EXERCISE PROMPT: Would you repeat the listing exactly but omit every picture?
-- START OF RECORDS TO USE --
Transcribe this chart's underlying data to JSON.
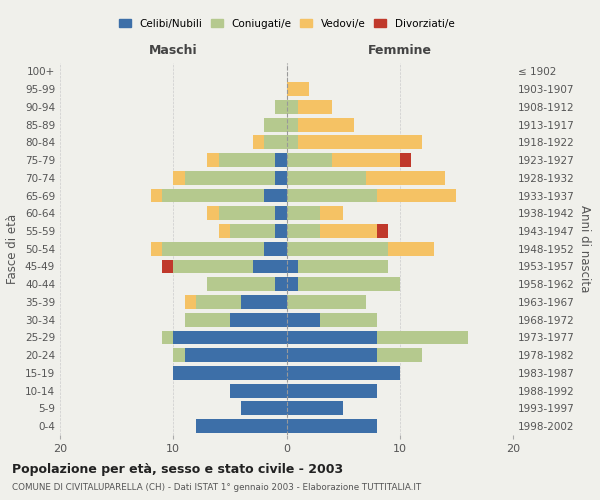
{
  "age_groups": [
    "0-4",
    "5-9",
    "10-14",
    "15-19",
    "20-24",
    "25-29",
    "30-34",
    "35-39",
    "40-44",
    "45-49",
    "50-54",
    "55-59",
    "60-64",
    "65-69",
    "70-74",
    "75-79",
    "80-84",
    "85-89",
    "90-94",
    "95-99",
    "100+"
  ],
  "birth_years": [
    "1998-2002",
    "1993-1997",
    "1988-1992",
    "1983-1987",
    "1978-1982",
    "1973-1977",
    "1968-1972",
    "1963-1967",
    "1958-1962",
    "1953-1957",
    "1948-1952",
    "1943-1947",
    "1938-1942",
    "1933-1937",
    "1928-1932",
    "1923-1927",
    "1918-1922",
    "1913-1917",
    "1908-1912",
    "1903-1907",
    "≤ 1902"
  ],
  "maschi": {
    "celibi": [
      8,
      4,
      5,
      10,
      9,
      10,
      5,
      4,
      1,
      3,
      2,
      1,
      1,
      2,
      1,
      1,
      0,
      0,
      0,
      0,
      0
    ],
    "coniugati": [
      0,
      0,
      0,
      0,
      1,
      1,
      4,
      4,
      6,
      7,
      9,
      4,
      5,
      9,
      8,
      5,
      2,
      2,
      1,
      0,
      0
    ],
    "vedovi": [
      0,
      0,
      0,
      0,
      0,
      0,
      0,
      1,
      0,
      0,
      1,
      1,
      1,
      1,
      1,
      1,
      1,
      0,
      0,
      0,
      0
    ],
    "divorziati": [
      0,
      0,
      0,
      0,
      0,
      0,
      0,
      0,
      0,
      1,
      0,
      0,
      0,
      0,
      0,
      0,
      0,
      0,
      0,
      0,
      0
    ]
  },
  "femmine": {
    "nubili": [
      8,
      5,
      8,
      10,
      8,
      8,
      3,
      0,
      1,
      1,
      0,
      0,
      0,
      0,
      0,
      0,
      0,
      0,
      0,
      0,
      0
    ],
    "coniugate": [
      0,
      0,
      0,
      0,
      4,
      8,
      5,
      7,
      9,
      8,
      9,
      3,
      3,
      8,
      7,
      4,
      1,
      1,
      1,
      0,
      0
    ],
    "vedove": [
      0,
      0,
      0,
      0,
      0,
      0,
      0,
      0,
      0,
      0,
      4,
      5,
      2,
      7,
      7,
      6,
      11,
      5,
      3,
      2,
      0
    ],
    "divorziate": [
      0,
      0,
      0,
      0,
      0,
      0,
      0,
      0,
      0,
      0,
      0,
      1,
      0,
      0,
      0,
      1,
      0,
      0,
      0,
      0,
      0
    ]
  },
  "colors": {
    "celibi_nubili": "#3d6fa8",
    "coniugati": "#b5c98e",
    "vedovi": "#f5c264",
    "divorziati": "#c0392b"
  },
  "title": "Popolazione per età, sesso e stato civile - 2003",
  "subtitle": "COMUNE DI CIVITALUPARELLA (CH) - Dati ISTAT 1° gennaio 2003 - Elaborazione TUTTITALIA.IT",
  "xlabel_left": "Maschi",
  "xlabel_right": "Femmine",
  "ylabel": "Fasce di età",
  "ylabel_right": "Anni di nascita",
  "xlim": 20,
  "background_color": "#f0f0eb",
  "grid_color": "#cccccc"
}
-- END OF RECORDS TO USE --
SOLUTION FOR THIS EXERCISE:
Transcribe this chart's underlying data to JSON.
{
  "age_groups": [
    "0-4",
    "5-9",
    "10-14",
    "15-19",
    "20-24",
    "25-29",
    "30-34",
    "35-39",
    "40-44",
    "45-49",
    "50-54",
    "55-59",
    "60-64",
    "65-69",
    "70-74",
    "75-79",
    "80-84",
    "85-89",
    "90-94",
    "95-99",
    "100+"
  ],
  "birth_years": [
    "1998-2002",
    "1993-1997",
    "1988-1992",
    "1983-1987",
    "1978-1982",
    "1973-1977",
    "1968-1972",
    "1963-1967",
    "1958-1962",
    "1953-1957",
    "1948-1952",
    "1943-1947",
    "1938-1942",
    "1933-1937",
    "1928-1932",
    "1923-1927",
    "1918-1922",
    "1913-1917",
    "1908-1912",
    "1903-1907",
    "≤ 1902"
  ],
  "maschi": {
    "celibi": [
      8,
      4,
      5,
      10,
      9,
      10,
      5,
      4,
      1,
      3,
      2,
      1,
      1,
      2,
      1,
      1,
      0,
      0,
      0,
      0,
      0
    ],
    "coniugati": [
      0,
      0,
      0,
      0,
      1,
      1,
      4,
      4,
      6,
      7,
      9,
      4,
      5,
      9,
      8,
      5,
      2,
      2,
      1,
      0,
      0
    ],
    "vedovi": [
      0,
      0,
      0,
      0,
      0,
      0,
      0,
      1,
      0,
      0,
      1,
      1,
      1,
      1,
      1,
      1,
      1,
      0,
      0,
      0,
      0
    ],
    "divorziati": [
      0,
      0,
      0,
      0,
      0,
      0,
      0,
      0,
      0,
      1,
      0,
      0,
      0,
      0,
      0,
      0,
      0,
      0,
      0,
      0,
      0
    ]
  },
  "femmine": {
    "nubili": [
      8,
      5,
      8,
      10,
      8,
      8,
      3,
      0,
      1,
      1,
      0,
      0,
      0,
      0,
      0,
      0,
      0,
      0,
      0,
      0,
      0
    ],
    "coniugate": [
      0,
      0,
      0,
      0,
      4,
      8,
      5,
      7,
      9,
      8,
      9,
      3,
      3,
      8,
      7,
      4,
      1,
      1,
      1,
      0,
      0
    ],
    "vedove": [
      0,
      0,
      0,
      0,
      0,
      0,
      0,
      0,
      0,
      0,
      4,
      5,
      2,
      7,
      7,
      6,
      11,
      5,
      3,
      2,
      0
    ],
    "divorziate": [
      0,
      0,
      0,
      0,
      0,
      0,
      0,
      0,
      0,
      0,
      0,
      1,
      0,
      0,
      0,
      1,
      0,
      0,
      0,
      0,
      0
    ]
  },
  "colors": {
    "celibi_nubili": "#3d6fa8",
    "coniugati": "#b5c98e",
    "vedovi": "#f5c264",
    "divorziati": "#c0392b"
  },
  "title": "Popolazione per età, sesso e stato civile - 2003",
  "subtitle": "COMUNE DI CIVITALUPARELLA (CH) - Dati ISTAT 1° gennaio 2003 - Elaborazione TUTTITALIA.IT",
  "xlabel_left": "Maschi",
  "xlabel_right": "Femmine",
  "ylabel": "Fasce di età",
  "ylabel_right": "Anni di nascita",
  "xlim": 20,
  "background_color": "#f0f0eb",
  "grid_color": "#cccccc"
}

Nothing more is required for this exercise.